## PASSAGE TO READ
* begin *

The biggest part of air travel is the flight. The often cramped seats can sometimes bring out the worst in people, while others spend hours trying to keep everyone else happy. If that sounds familiar, then it could be time to learn everything there is to know about seat etiquette on a plane.

Do you share an armrest?

Who gets the armrest if you’re in the middle seat? According to etiquette experts, this is one of the most common questions and doesn’t necessarily have an answer. When it comes to plane etiquette, the common response is the middle seat is the most uncomfortable, so they should have access to both. The exceptions come when you have someone struggling in their seat and might need more room, meaning the armrest should become shared.

Can you swap seats?

Swapping seats is something many people have tried to do on planes, but is it correct? If you’re on a row with three seats and there are two passengers, moving so the middle seat is free is often seen to be polite. When it comes to swapping with a passenger, think about whether the trade is equal. If you go from an aisle seat to a middle seat, so someone is with their family, it’s not equal. However, if you go from aisle seat to aisle seat, no one misses out.

Should you recline your seat?

To some, the idea you can recline your seat means you always should, while others believe this is the ultimate flying sin. So what’s the deal? The best idea is to make yourself as comfortable as possible without inconveniencing anyone else. If you’re on a long-haul flight, etiquette experts say a reclined seat is to be expected. However, a flight less than two hours should see all seats remain in the upright position. Just always check with whoever is behind first.

* end *

## GOAL
Extend the passage on airplane seat etiquette by writing the next section, starting after its last sentence.

## DATA ROWS
* begin *

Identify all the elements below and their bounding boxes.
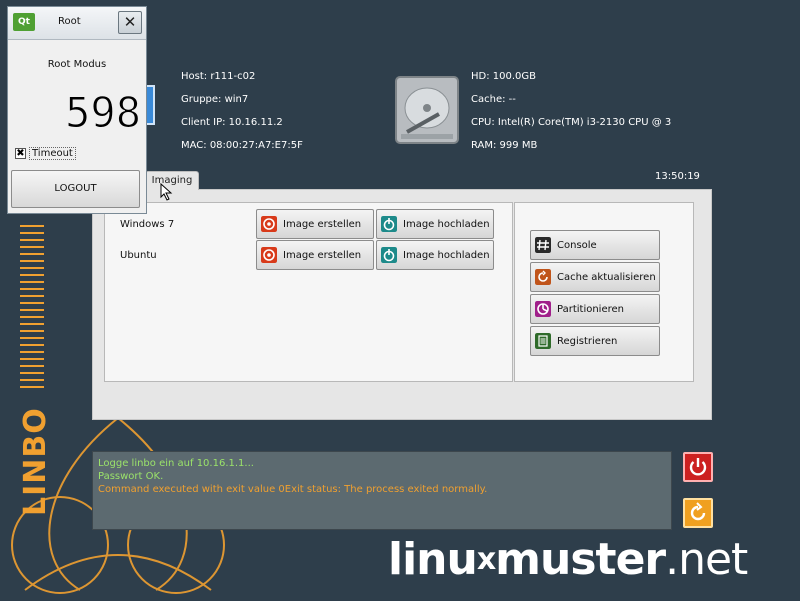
timeout-label[interactable]: Timeout <box>29 147 76 160</box>
console-label: Console <box>557 239 597 251</box>
close-button[interactable]: ✕ <box>118 11 142 34</box>
reboot-button[interactable] <box>683 498 713 528</box>
linbo-side-text: LINBO <box>18 407 53 516</box>
logout-button[interactable]: LOGOUT <box>11 170 140 208</box>
mac-address: MAC: 08:00:27:A7:E7:5F <box>181 140 303 151</box>
create-image-icon <box>261 216 277 232</box>
host-info-left: Host: r111-c02 Gruppe: win7 Client IP: 1… <box>181 65 303 157</box>
console-button[interactable]: Console <box>530 230 660 260</box>
log-output[interactable]: Logge linbo ein auf 10.16.1.1... Passwor… <box>92 451 672 530</box>
partition-label: Partitionieren <box>557 303 624 315</box>
create-image-button-windows[interactable]: Image erstellen <box>256 209 374 239</box>
brand-part1: linu <box>388 534 478 585</box>
dialog-titlebar[interactable]: Qt Root ✕ <box>8 7 146 40</box>
os-name-windows: Windows 7 <box>120 219 175 230</box>
countdown-value: 598 <box>65 88 141 132</box>
register-button[interactable]: Registrieren <box>530 326 660 356</box>
linbo-side-logo: LINBO <box>6 398 66 518</box>
client-ip: Client IP: 10.16.11.2 <box>181 117 283 128</box>
log-line: Logge linbo ein auf 10.16.1.1... <box>98 458 254 469</box>
cache-update-label: Cache aktualisieren <box>557 271 656 283</box>
actions-panel: Console Cache aktualisieren Partitionier… <box>514 202 694 382</box>
power-icon <box>689 458 707 476</box>
register-icon <box>535 333 551 349</box>
upload-image-button-ubuntu[interactable]: Image hochladen <box>376 240 494 270</box>
upload-image-label: Image hochladen <box>403 218 490 230</box>
cache-info: Cache: -- <box>471 94 516 105</box>
root-mode-label: Root Modus <box>47 59 107 70</box>
host-name: Host: r111-c02 <box>181 71 256 82</box>
os-list-panel: Windows 7 Image erstellen Image hochlade… <box>104 202 513 382</box>
partition-icon <box>535 301 551 317</box>
ram-info: RAM: 999 MB <box>471 140 538 151</box>
brand-part2: muster <box>495 534 666 585</box>
reboot-icon <box>690 502 706 521</box>
timeout-checkbox[interactable]: ✖ <box>15 148 26 159</box>
hard-disk-icon <box>395 76 459 144</box>
create-image-icon <box>261 247 277 263</box>
clock: 13:50:19 <box>655 171 700 182</box>
upload-image-button-windows[interactable]: Image hochladen <box>376 209 494 239</box>
create-image-label: Image erstellen <box>283 218 362 230</box>
upload-image-icon <box>381 216 397 232</box>
mouse-cursor-icon <box>160 183 173 201</box>
log-line: Command executed with exit value 0Exit s… <box>98 484 488 495</box>
root-dialog: Qt Root ✕ Root Modus 598 ✖ Timeout LOGOU… <box>7 6 147 214</box>
partition-button[interactable]: Partitionieren <box>530 294 660 324</box>
qt-logo-icon: Qt <box>13 13 35 31</box>
brand-x: x <box>476 542 496 577</box>
countdown-display: 598 <box>65 88 142 133</box>
linuxmuster-logo: linuxmuster.net <box>388 534 748 585</box>
cpu-info: CPU: Intel(R) Core(TM) i3-2130 CPU @ 3 <box>471 117 671 128</box>
create-image-button-ubuntu[interactable]: Image erstellen <box>256 240 374 270</box>
upload-image-icon <box>381 247 397 263</box>
host-info-right: HD: 100.0GB Cache: -- CPU: Intel(R) Core… <box>471 65 671 157</box>
shutdown-button[interactable] <box>683 452 713 482</box>
brand-net: .net <box>665 534 748 585</box>
os-name-ubuntu: Ubuntu <box>120 250 157 261</box>
create-image-label: Image erstellen <box>283 249 362 261</box>
log-line: Passwort OK. <box>98 471 164 482</box>
cache-update-button[interactable]: Cache aktualisieren <box>530 262 660 292</box>
console-icon <box>535 237 551 253</box>
upload-image-label: Image hochladen <box>403 249 490 261</box>
register-label: Registrieren <box>557 335 618 347</box>
host-group: Gruppe: win7 <box>181 94 249 105</box>
hd-size: HD: 100.0GB <box>471 71 537 82</box>
dialog-title: Root <box>58 16 81 27</box>
refresh-icon <box>535 269 551 285</box>
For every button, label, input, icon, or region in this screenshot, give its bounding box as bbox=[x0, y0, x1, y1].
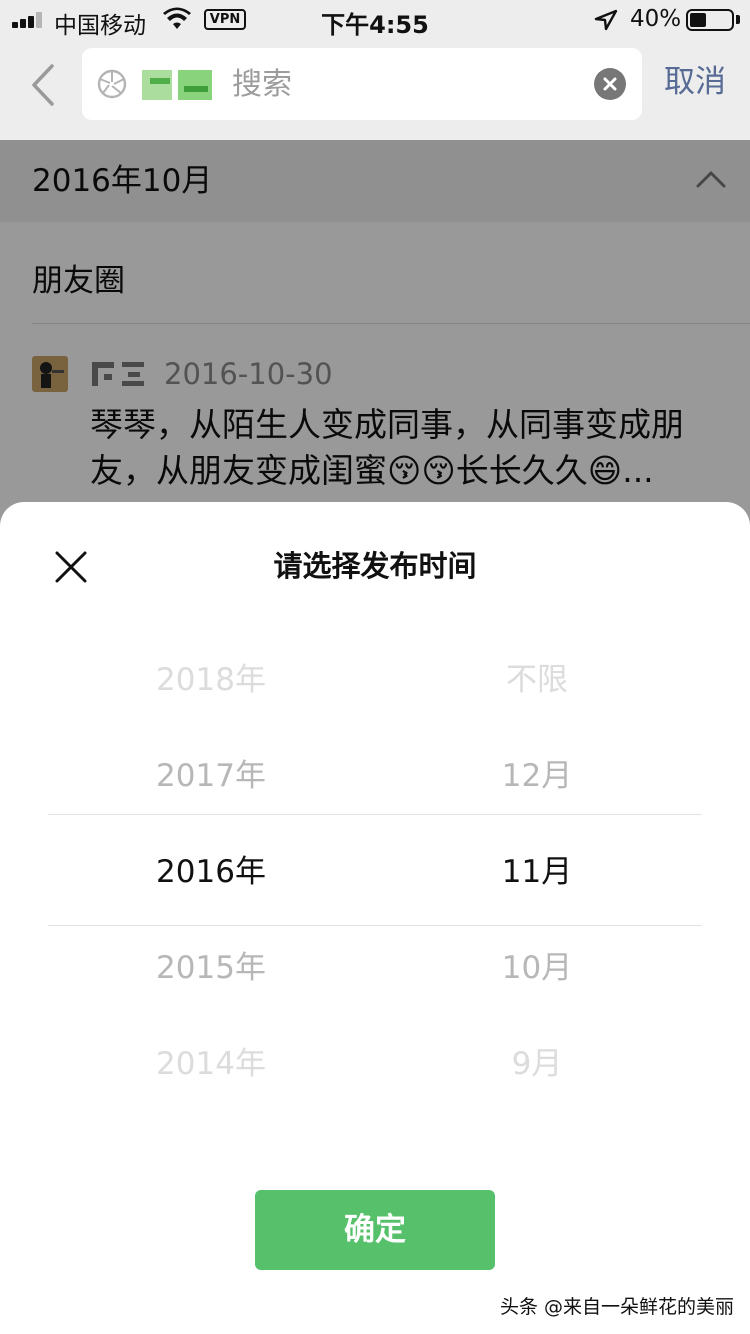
back-chevron-icon[interactable] bbox=[24, 62, 60, 108]
month-option[interactable]: 12月 bbox=[437, 728, 637, 824]
month-option[interactable]: 9月 bbox=[437, 1016, 637, 1112]
status-bar: 中国移动 VPN 下午4:55 40% bbox=[0, 0, 750, 40]
year-option[interactable]: 2014年 bbox=[111, 1016, 311, 1112]
blurred-search-tag bbox=[140, 66, 218, 104]
month-option[interactable]: 10月 bbox=[437, 920, 637, 1016]
sheet-title: 请选择发布时间 bbox=[273, 549, 477, 583]
battery-icon bbox=[686, 9, 734, 31]
month-wheel[interactable]: 不限 12月 11月 10月 9月 bbox=[437, 632, 637, 1112]
battery-percent: 40% bbox=[630, 6, 682, 32]
cancel-button[interactable]: 取消 bbox=[664, 60, 726, 104]
location-arrow-icon bbox=[594, 9, 618, 31]
clear-icon[interactable] bbox=[594, 68, 626, 100]
month-option-selected[interactable]: 11月 bbox=[437, 824, 637, 920]
year-wheel[interactable]: 2018年 2017年 2016年 2015年 2014年 bbox=[111, 632, 311, 1112]
battery-fill bbox=[690, 13, 706, 27]
watermark: 头条 @来自一朵鲜花的美丽 bbox=[499, 1296, 734, 1318]
confirm-button[interactable]: 确定 bbox=[255, 1190, 495, 1270]
year-option[interactable]: 2017年 bbox=[111, 728, 311, 824]
year-option[interactable]: 2018年 bbox=[111, 632, 311, 728]
date-picker-sheet: 请选择发布时间 2018年 2017年 2016年 2015年 2014年 不限… bbox=[0, 502, 750, 1334]
year-option[interactable]: 2015年 bbox=[111, 920, 311, 1016]
date-picker: 2018年 2017年 2016年 2015年 2014年 不限 12月 11月… bbox=[0, 632, 750, 1112]
search-header: 搜索 取消 bbox=[0, 40, 750, 140]
moments-aperture-icon bbox=[97, 69, 127, 99]
search-query: 搜索 bbox=[232, 67, 292, 102]
search-input[interactable]: 搜索 bbox=[82, 48, 642, 120]
year-option-selected[interactable]: 2016年 bbox=[111, 824, 311, 920]
month-option[interactable]: 不限 bbox=[437, 632, 637, 728]
battery-cap bbox=[736, 15, 740, 24]
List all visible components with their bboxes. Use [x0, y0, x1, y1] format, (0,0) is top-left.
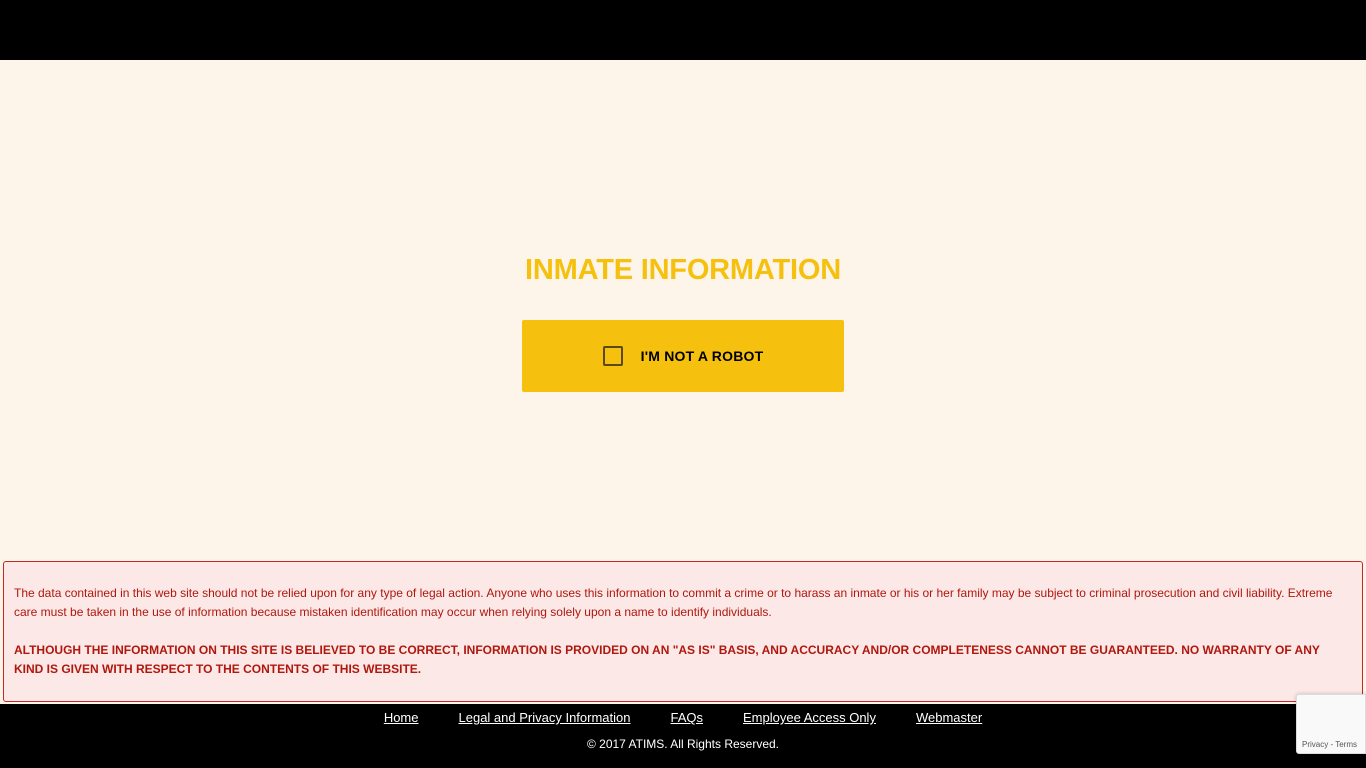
disclaimer-text: The data contained in this web site shou… — [14, 586, 1333, 619]
robot-check-label: I'M NOT A ROBOT — [640, 348, 764, 364]
footer-link-faqs[interactable]: FAQs — [670, 710, 703, 725]
footer-links: Home Legal and Privacy Information FAQs … — [0, 710, 1366, 725]
footer-link-legal-privacy[interactable]: Legal and Privacy Information — [459, 710, 631, 725]
footer-link-employee-access[interactable]: Employee Access Only — [743, 710, 876, 725]
top-header-bar — [0, 0, 1366, 60]
disclaimer-warning: ALTHOUGH THE INFORMATION ON THIS SITE IS… — [14, 643, 1320, 676]
main-content: INMATE INFORMATION I'M NOT A ROBOT — [0, 60, 1366, 560]
footer-link-webmaster[interactable]: Webmaster — [916, 710, 982, 725]
not-a-robot-button[interactable]: I'M NOT A ROBOT — [522, 320, 844, 392]
recaptcha-privacy-link[interactable]: Privacy — [1302, 740, 1328, 749]
recaptcha-links: Privacy - Terms — [1302, 740, 1357, 749]
robot-checkbox[interactable] — [602, 346, 623, 366]
copyright-text: © 2017 ATIMS. All Rights Reserved. — [586, 737, 780, 751]
recaptcha-terms-link[interactable]: Terms — [1335, 740, 1357, 749]
footer: Home Legal and Privacy Information FAQs … — [0, 704, 1366, 768]
recaptcha-badge[interactable]: Privacy - Terms — [1296, 694, 1366, 754]
disclaimer-box: The data contained in this web site shou… — [3, 561, 1363, 702]
footer-link-home[interactable]: Home — [384, 710, 419, 725]
page-title: INMATE INFORMATION — [525, 254, 841, 286]
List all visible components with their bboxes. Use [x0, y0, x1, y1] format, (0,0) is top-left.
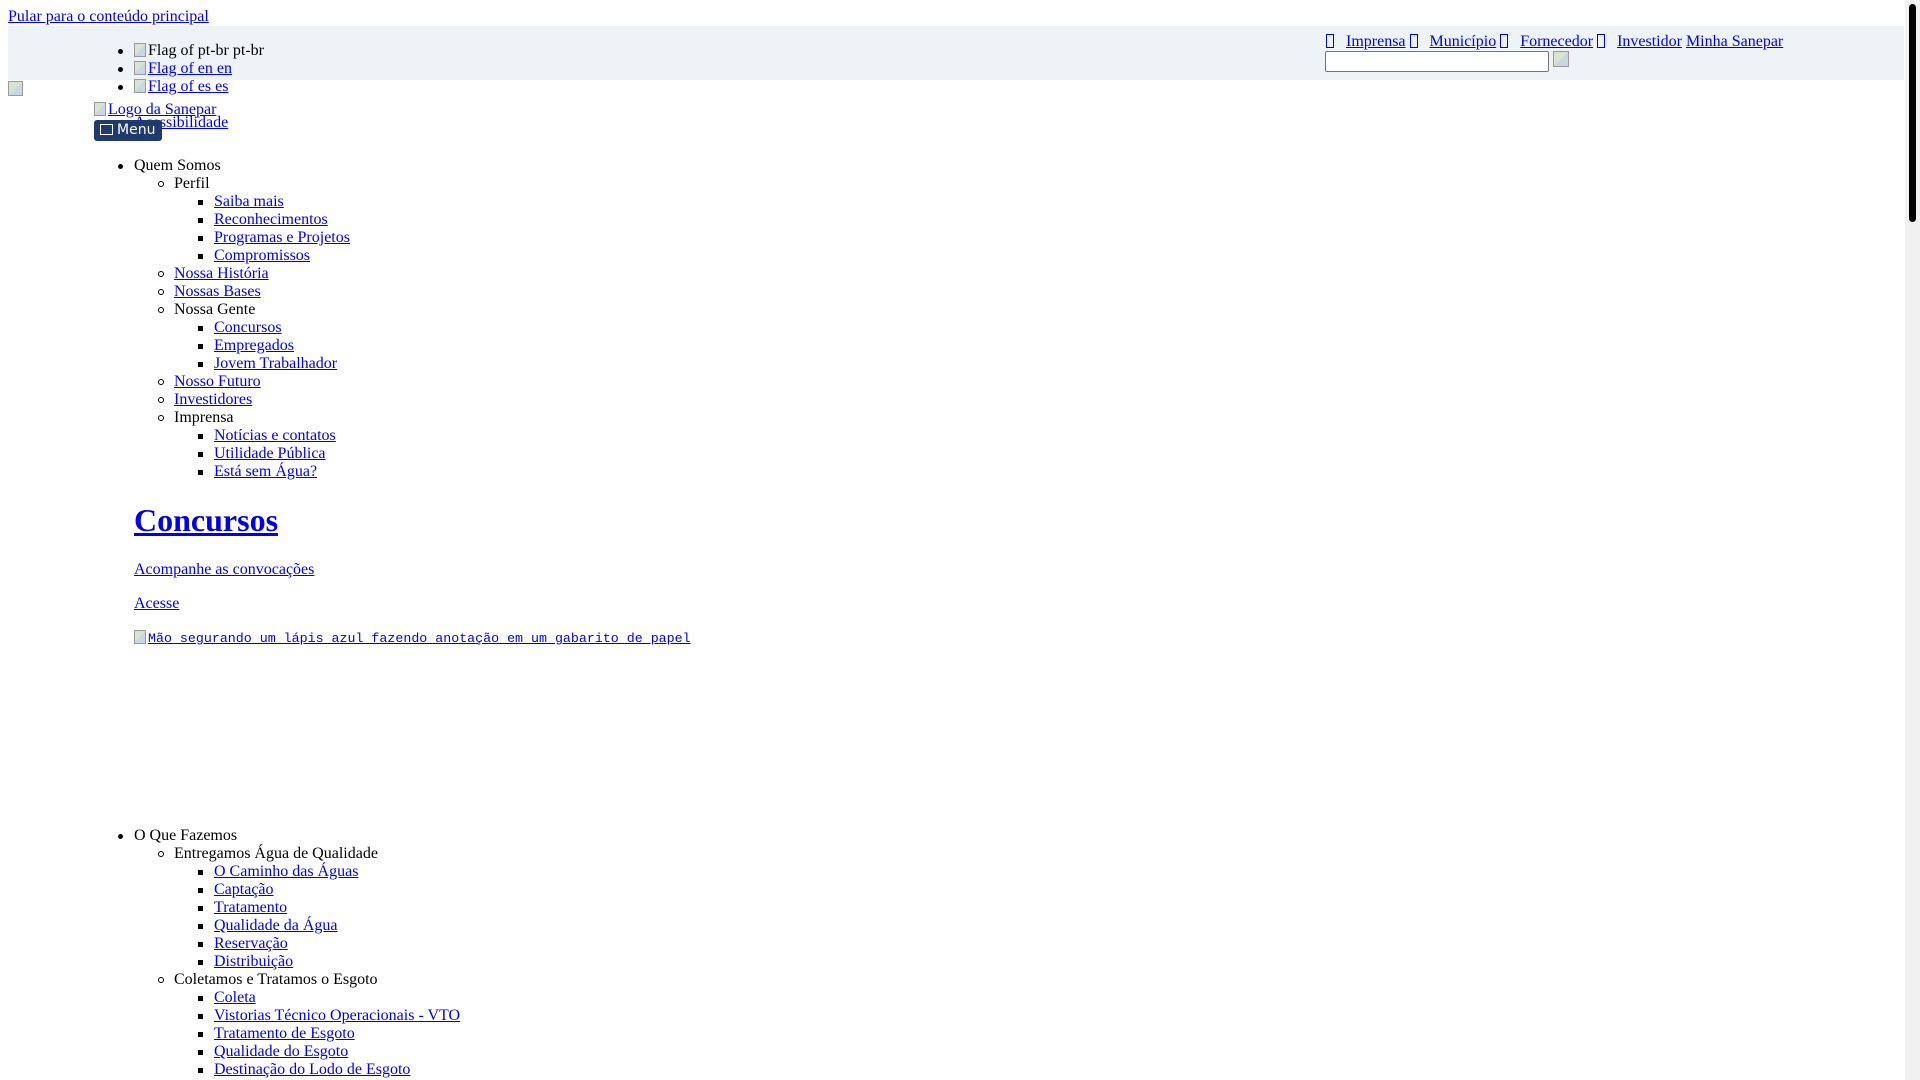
nav-link[interactable]: Distribuição — [197, 953, 293, 971]
logo-icon — [94, 102, 106, 116]
nav-agua[interactable]: Entregamos Água de Qualidade — [158, 845, 378, 863]
nav-link[interactable]: Empregados — [198, 337, 294, 355]
nav-link[interactable]: O Caminho das Águas — [197, 863, 358, 881]
top-link-municipio[interactable]: Município — [1409, 33, 1496, 50]
top-link-fornecedor[interactable]: Fornecedor — [1500, 33, 1593, 50]
hero-title-link[interactable]: Concursos — [134, 500, 278, 540]
language-item-en[interactable]: Flag of en en — [118, 60, 232, 78]
nav-link[interactable]: Qualidade do Esgoto — [197, 1043, 348, 1061]
top-link-imprensa[interactable]: Imprensa — [1326, 33, 1406, 50]
search-button[interactable] — [1553, 51, 1569, 67]
nav-o-que-fazemos[interactable]: O Que Fazemos — [117, 827, 237, 845]
hero-image-link[interactable]: Mão segurando um lápis azul fazendo anot… — [134, 630, 691, 648]
search-input[interactable] — [1325, 51, 1549, 72]
nav-nossas-bases[interactable]: Nossas Bases — [158, 283, 261, 301]
nav-link[interactable]: Tratamento de Esgoto — [198, 1025, 355, 1043]
flag-icon — [134, 79, 146, 93]
language-item-es[interactable]: Flag of es es — [117, 78, 228, 96]
hamburger-icon — [100, 124, 113, 135]
nav-esgoto[interactable]: Coletamos e Tratamos o Esgoto — [158, 971, 378, 989]
nav-link[interactable]: Vistorias Técnico Operacionais - VTO — [197, 1007, 460, 1025]
hero-subtitle-link[interactable]: Acompanhe as convocações — [134, 561, 314, 579]
newspaper-icon — [1326, 34, 1334, 48]
nav-link[interactable]: Tratamento — [197, 899, 287, 917]
nav-link[interactable]: Saiba mais — [198, 193, 284, 211]
nav-imprensa[interactable]: Imprensa — [158, 409, 234, 427]
nav-quem-somos[interactable]: Quem Somos — [118, 157, 221, 175]
nav-investidores[interactable]: Investidores — [157, 391, 252, 409]
broken-image-icon — [8, 81, 23, 96]
top-link-investidor[interactable]: Investidor — [1597, 33, 1682, 50]
nav-link[interactable]: Reservação — [198, 935, 288, 953]
nav-link[interactable]: Captação — [198, 881, 274, 899]
language-item-pt-br[interactable]: Flag of pt-br pt-br — [118, 42, 264, 60]
nav-link[interactable]: Compromissos — [197, 247, 310, 265]
nav-link[interactable]: Destinação do Lodo de Esgoto — [197, 1061, 410, 1079]
chart-icon — [1597, 34, 1606, 48]
nav-link[interactable]: Programas e Projetos — [198, 229, 350, 247]
menu-button[interactable]: Menu — [94, 120, 162, 141]
truck-icon — [1500, 34, 1509, 48]
flag-icon — [134, 43, 146, 57]
scrollbar-thumb[interactable] — [1909, 4, 1916, 222]
hero-image — [134, 630, 146, 644]
nav-link[interactable]: Qualidade da Água — [198, 917, 338, 935]
nav-link[interactable]: Utilidade Pública — [198, 445, 326, 463]
nav-link[interactable]: Notícias e contatos — [198, 427, 336, 445]
nav-nossa-gente[interactable]: Nossa Gente — [157, 301, 255, 319]
nav-link[interactable]: Concursos — [198, 319, 282, 337]
nav-link[interactable]: Coleta — [198, 989, 256, 1007]
nav-link[interactable]: Jovem Trabalhador — [197, 355, 337, 373]
nav-link[interactable]: Reconhecimentos — [198, 211, 328, 229]
skip-to-content-link[interactable]: Pular para o conteúdo principal — [8, 8, 209, 26]
nav-nossa-historia[interactable]: Nossa História — [158, 265, 269, 283]
top-links: Imprensa Município Fornecedor Investidor… — [1326, 33, 1783, 51]
flag-icon — [134, 61, 146, 75]
building-icon — [1409, 34, 1418, 48]
top-link-minha-sanepar[interactable]: Minha Sanepar — [1686, 33, 1783, 50]
nav-link[interactable]: Está sem Água? — [197, 463, 317, 481]
nav-perfil[interactable]: Perfil — [158, 175, 210, 193]
hero-cta-link[interactable]: Acesse — [134, 595, 179, 613]
scrollbar[interactable] — [1905, 0, 1920, 1080]
nav-nosso-futuro[interactable]: Nosso Futuro — [158, 373, 261, 391]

* end *

## THE REPLY
How do you deal with the back of your seat?

Many of us have dealt with someone kicking the back of our seat on a plane or constantly rummaging for something they’ve dropped. Sound familiar? When it comes to etiquette on planes, treat your neighbor in front as you want to be treated. That means not kicking the seat, minimizing the time you look in the pocket of the seat, and not using your tray to pound on the keyboard of your laptop.

Is it acceptable to leave your seat?

Most of us need to get up once or twice, especially during a long-haul flight. If you need to, then be sure to ask permission before climbing over someone. However, be sure not to take advantage and get up every few minutes. That said, if you’re in the aisle seat, then you need to be prepared for people to ask you to move, so you might need to let them know if you’re planning a nap.

When it comes to everything there is to know about etiquette on a plane, it might not be as tough to get along with everyone else as it seems.